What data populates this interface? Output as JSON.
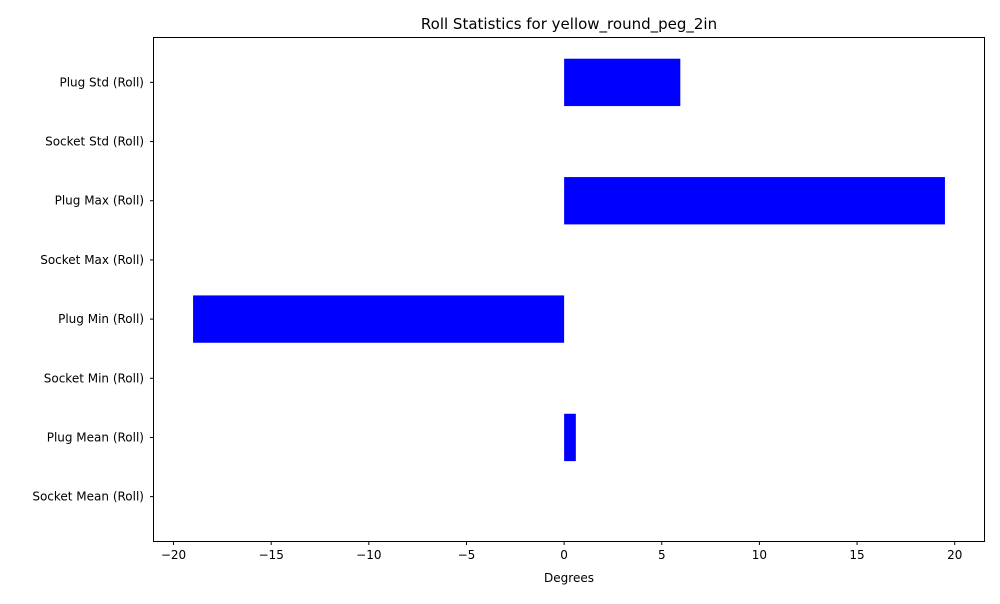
{
  "chart_data": {
    "type": "bar",
    "orientation": "horizontal",
    "title": "Roll Statistics for yellow_round_peg_2in",
    "xlabel": "Degrees",
    "ylabel": "",
    "xlim": [
      -21,
      21.5
    ],
    "xticks": [
      -20,
      -15,
      -10,
      -5,
      0,
      5,
      10,
      15,
      20
    ],
    "xtick_labels": [
      "−20",
      "−15",
      "−10",
      "−5",
      "0",
      "5",
      "10",
      "15",
      "20"
    ],
    "grid": false,
    "legend": "none",
    "bar_color": "#0000ff",
    "categories": [
      "Socket Mean (Roll)",
      "Plug Mean (Roll)",
      "Socket Min (Roll)",
      "Plug Min (Roll)",
      "Socket Max (Roll)",
      "Plug Max (Roll)",
      "Socket Std (Roll)",
      "Plug Std (Roll)"
    ],
    "values": [
      0,
      0.6,
      0,
      -19.0,
      0,
      19.5,
      0,
      5.95
    ]
  }
}
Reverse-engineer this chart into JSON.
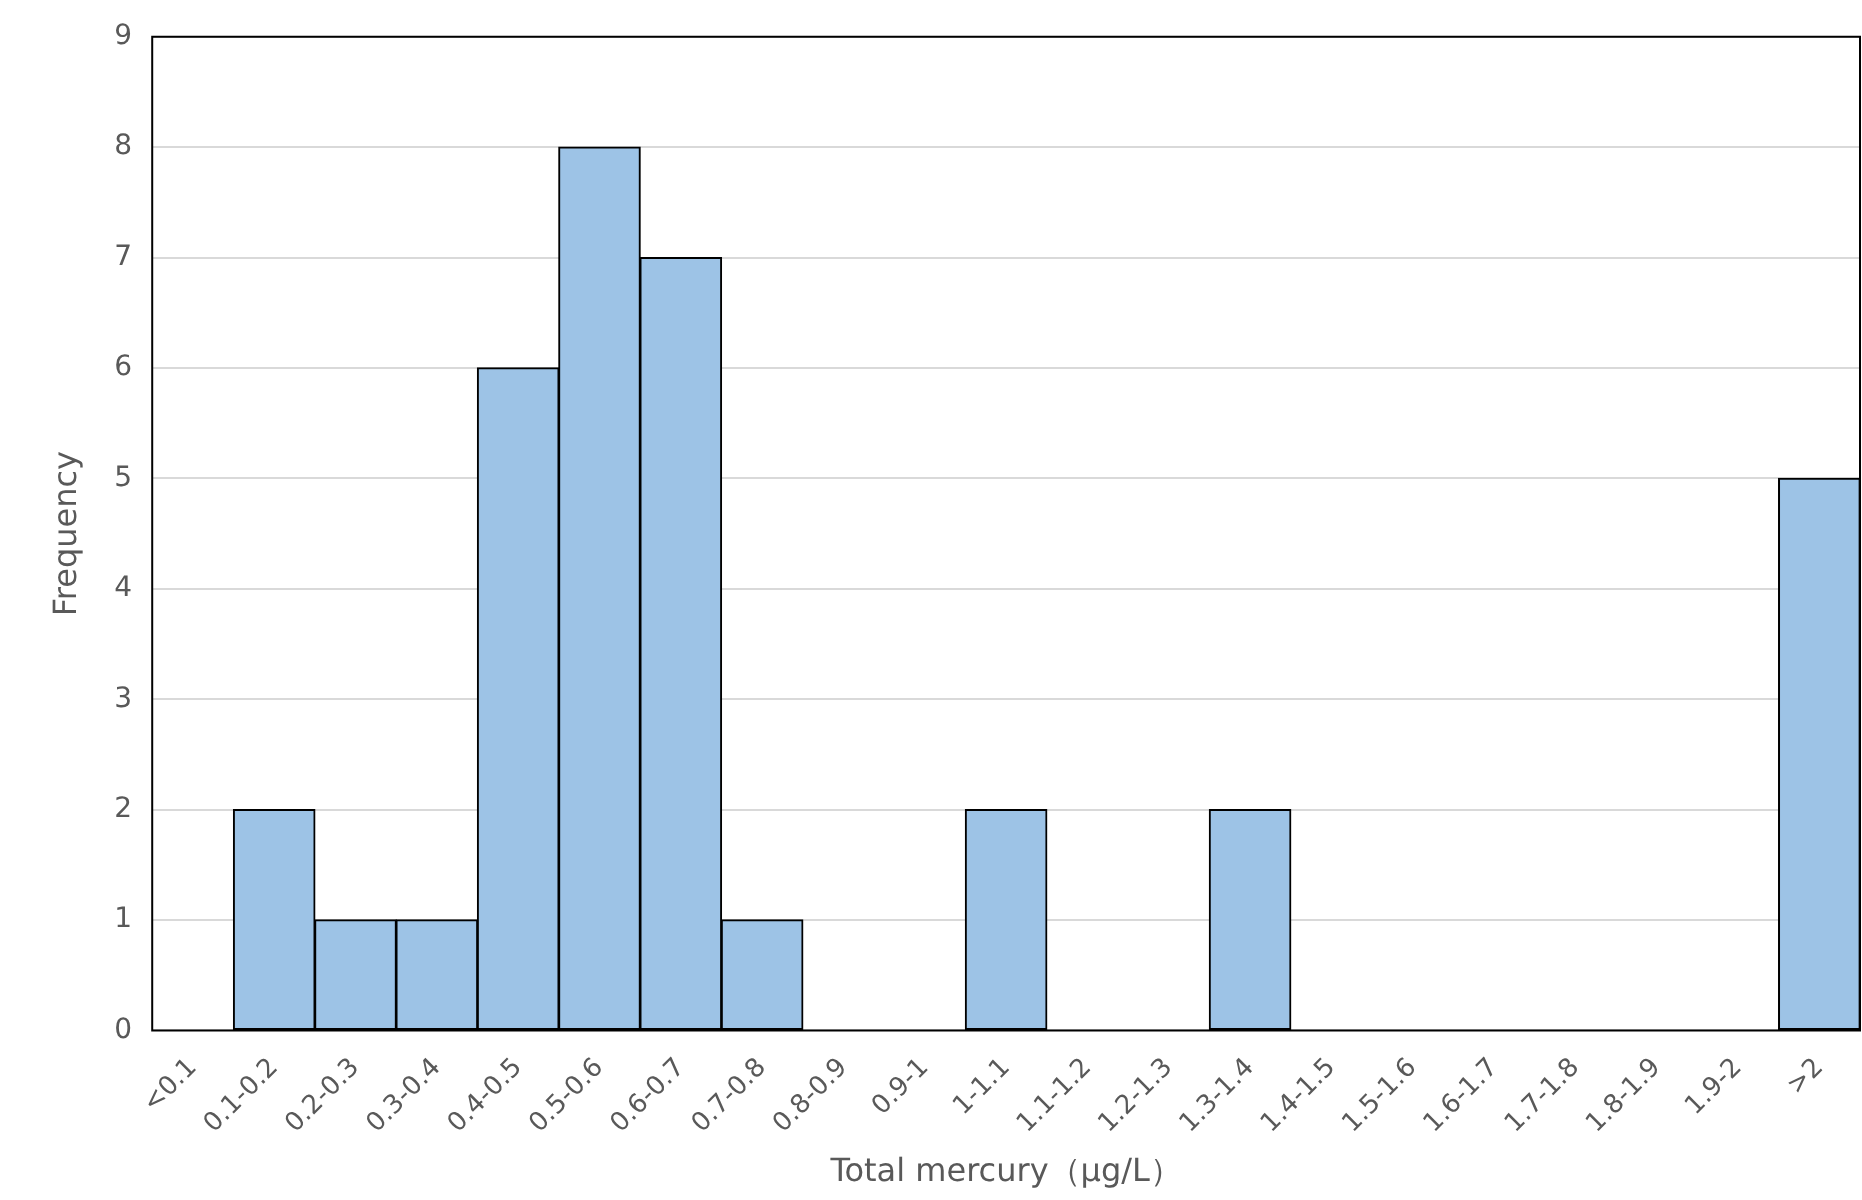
{
  "chart_data": {
    "type": "bar",
    "xlabel": "Total mercury（μg/L）",
    "ylabel": "Frequency",
    "categories": [
      "<0.1",
      "0.1-0.2",
      "0.2-0.3",
      "0.3-0.4",
      "0.4-0.5",
      "0.5-0.6",
      "0.6-0.7",
      "0.7-0.8",
      "0.8-0.9",
      "0.9-1",
      "1-1.1",
      "1.1-1.2",
      "1.2-1.3",
      "1.3-1.4",
      "1.4-1.5",
      "1.5-1.6",
      "1.6-1.7",
      "1.7-1.8",
      "1.8-1.9",
      "1.9-2",
      ">2"
    ],
    "values": [
      0,
      2,
      1,
      1,
      6,
      8,
      7,
      1,
      0,
      0,
      2,
      0,
      0,
      2,
      0,
      0,
      0,
      0,
      0,
      0,
      5
    ],
    "color": "#9dc3e6",
    "ylim": [
      0,
      9
    ],
    "yticks": [
      0,
      1,
      2,
      3,
      4,
      5,
      6,
      7,
      8,
      9
    ],
    "grid": "y"
  }
}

══════════════════════════════

All of the records need repeating exactly, except for the pictures.

* [Solution to this exercise]:
What data populates this interface? Output as JSON.
{
  "chart_data": {
    "type": "bar",
    "orientation": "horizontal",
    "title": "Roll Statistics for yellow_round_peg_2in",
    "xlabel": "Degrees",
    "ylabel": "",
    "xlim": [
      -21,
      21.5
    ],
    "xticks": [
      -20,
      -15,
      -10,
      -5,
      0,
      5,
      10,
      15,
      20
    ],
    "xtick_labels": [
      "−20",
      "−15",
      "−10",
      "−5",
      "0",
      "5",
      "10",
      "15",
      "20"
    ],
    "grid": false,
    "legend": "none",
    "bar_color": "#0000ff",
    "categories": [
      "Socket Mean (Roll)",
      "Plug Mean (Roll)",
      "Socket Min (Roll)",
      "Plug Min (Roll)",
      "Socket Max (Roll)",
      "Plug Max (Roll)",
      "Socket Std (Roll)",
      "Plug Std (Roll)"
    ],
    "values": [
      0,
      0.6,
      0,
      -19.0,
      0,
      19.5,
      0,
      5.95
    ]
  }
}
Reverse-engineer this chart into JSON.
{
  "chart_data": {
    "type": "bar",
    "xlabel": "Total mercury（μg/L）",
    "ylabel": "Frequency",
    "categories": [
      "<0.1",
      "0.1-0.2",
      "0.2-0.3",
      "0.3-0.4",
      "0.4-0.5",
      "0.5-0.6",
      "0.6-0.7",
      "0.7-0.8",
      "0.8-0.9",
      "0.9-1",
      "1-1.1",
      "1.1-1.2",
      "1.2-1.3",
      "1.3-1.4",
      "1.4-1.5",
      "1.5-1.6",
      "1.6-1.7",
      "1.7-1.8",
      "1.8-1.9",
      "1.9-2",
      ">2"
    ],
    "values": [
      0,
      2,
      1,
      1,
      6,
      8,
      7,
      1,
      0,
      0,
      2,
      0,
      0,
      2,
      0,
      0,
      0,
      0,
      0,
      0,
      5
    ],
    "color": "#9dc3e6",
    "ylim": [
      0,
      9
    ],
    "yticks": [
      0,
      1,
      2,
      3,
      4,
      5,
      6,
      7,
      8,
      9
    ],
    "grid": "y"
  }
}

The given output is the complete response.